## [Task brief]
Say how many lines in the records contain the string "COVID", giving the number by itself.

## [Exercise material]
■ ■ ■ ■ ■ ■ ■

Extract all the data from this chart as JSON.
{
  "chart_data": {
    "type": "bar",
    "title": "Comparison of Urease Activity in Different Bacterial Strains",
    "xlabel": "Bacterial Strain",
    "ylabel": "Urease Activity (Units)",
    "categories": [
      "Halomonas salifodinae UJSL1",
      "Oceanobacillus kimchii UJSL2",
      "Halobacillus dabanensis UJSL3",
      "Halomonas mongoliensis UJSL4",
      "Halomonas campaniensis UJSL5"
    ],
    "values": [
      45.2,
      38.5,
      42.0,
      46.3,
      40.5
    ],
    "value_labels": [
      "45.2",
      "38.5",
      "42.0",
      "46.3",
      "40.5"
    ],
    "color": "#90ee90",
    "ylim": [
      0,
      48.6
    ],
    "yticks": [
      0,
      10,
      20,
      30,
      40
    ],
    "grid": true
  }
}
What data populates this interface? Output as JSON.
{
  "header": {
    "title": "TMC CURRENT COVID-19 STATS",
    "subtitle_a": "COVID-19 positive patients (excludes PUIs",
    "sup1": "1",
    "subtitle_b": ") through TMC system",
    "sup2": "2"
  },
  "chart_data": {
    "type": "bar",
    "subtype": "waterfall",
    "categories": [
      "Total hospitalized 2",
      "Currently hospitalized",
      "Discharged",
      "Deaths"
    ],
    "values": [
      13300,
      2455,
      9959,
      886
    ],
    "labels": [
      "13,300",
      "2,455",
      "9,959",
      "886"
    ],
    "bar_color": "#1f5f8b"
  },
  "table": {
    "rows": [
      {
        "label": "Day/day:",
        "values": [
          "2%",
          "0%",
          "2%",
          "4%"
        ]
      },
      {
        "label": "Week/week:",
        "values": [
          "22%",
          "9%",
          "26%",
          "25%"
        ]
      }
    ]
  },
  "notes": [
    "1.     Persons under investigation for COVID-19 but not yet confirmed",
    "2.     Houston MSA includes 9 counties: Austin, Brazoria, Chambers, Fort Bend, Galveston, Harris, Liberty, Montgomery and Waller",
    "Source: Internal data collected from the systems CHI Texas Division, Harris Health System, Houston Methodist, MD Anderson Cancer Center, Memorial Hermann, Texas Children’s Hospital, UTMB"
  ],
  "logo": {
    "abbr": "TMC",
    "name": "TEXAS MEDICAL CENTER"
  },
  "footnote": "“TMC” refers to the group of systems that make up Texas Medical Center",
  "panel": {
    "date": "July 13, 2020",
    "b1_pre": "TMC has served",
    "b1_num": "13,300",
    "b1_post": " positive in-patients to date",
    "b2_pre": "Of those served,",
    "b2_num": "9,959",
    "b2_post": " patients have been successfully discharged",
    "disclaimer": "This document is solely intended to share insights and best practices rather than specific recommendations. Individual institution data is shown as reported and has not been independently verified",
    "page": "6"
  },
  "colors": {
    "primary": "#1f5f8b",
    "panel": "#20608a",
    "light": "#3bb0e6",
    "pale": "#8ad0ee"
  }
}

■ ■ ■ ■ ■ ■ ■

## [Answer to this problem]
3